--- start of Data for processing ---

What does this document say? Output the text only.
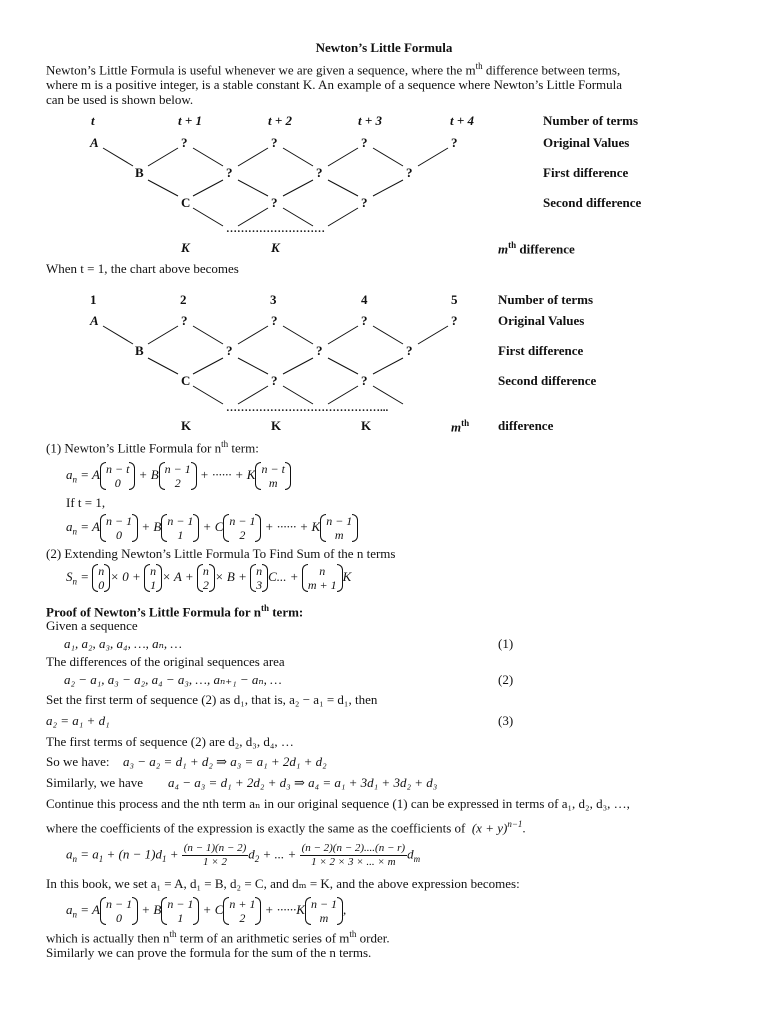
Newton’s Little Formula
Newton’s Little Formula is useful whenever we are given a sequence, where the $m^{th}$ difference between terms,
where m is a positive integer, is a stable constant K. An example of a sequence where Newton’s Little Formula
can be used is shown below.
t	t + 1	t + 2	t + 3	t + 4	Number of terms
A	?	?	?	?	Original Values
B	?	?	?	First difference
C	?	?	Second difference
………………………
K	K	$m^{th}$ difference
When t = 1, the chart above becomes
1	2	3	4	5	Number of terms
A	?	?	?	?	Original Values
B	?	?	?	First difference
C	?	?	Second difference
……………………………………...
K	K	K	$m^{th}$ difference
(1) Newton’s Little Formula for $n^{th}$ term:
$a_n = A$ n − t
0
+ B n − 1
2
+ ······ + K n − t
m
If t = 1,
$a_n = A$ n − 1
0
+ B n − 1
1
+ C n − 1
2
+ ······ + K n − 1
m
(2) Extending Newton’s Little Formula To Find Sum of the n terms
$S_n = n$
0
× 0 + n
1
× A + n
2
× B + n
3
C... +	n
m + 1
K
Proof of Newton’s Little Formula for $n^{th}$ term:
Given a sequence
a₁, a₂, a₃, a₄, …, aₙ, …	(1)
The differences of the original sequences area
a₂ − a₁, a₃ − a₂, a₄ − a₃, …, aₙ₊₁ − aₙ, …	(2)
Set the first term of sequence (2) as d₁, that is, a₂ − a₁ = d₁, then
a₂ = a₁ + d₁	(3)
The first terms of sequence (2) are d₂, d₃, d₄, …
So we have: a₃ − a₂ = d₁ + d₂ ⇒ a₃ = a₁ + 2d₁ + d₂
Similarly, we have a₄ − a₃ = d₁ + 2d₂ + d₃ ⇒ a₄ = a₁ + 3d₁ + 3d₂ + d₃
Continue this process and the nth term aₙ in our original sequence (1) can be expressed in terms of a₁, d₂, d₃, …,
where the coefficients of the expression is exactly the same as the coefficients of $(x + y)^{n-1}$.
$a_n = a_1 + (n - 1)d_1 + \frac{(n - 1)(n - 2)}{1 \times 2} d_2$ + ... + $\frac{(n - 2)(n - 2)....(n - r)}{1 \times 2 \times 3 \times ... \times m} d_m$
In this book, we set a₁ = A, d₁ = B, d₂ = C, and dₘ = K, and the above expression becomes:
$a_n = A$ n − 1
0
+ B n − 1
1
+ C n + 1
2
+ ······K n − 1
m
,
which is actually then $n^{th}$ term of an arithmetic series of $m^{th}$ order.
Similarly we can prove the formula for the sum of the n terms.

--- end of Data for processing ---

- Task brief
Work out how many lines in the entries hold the string "Similarly". Your answer should consist solely of that number.

- The solution
2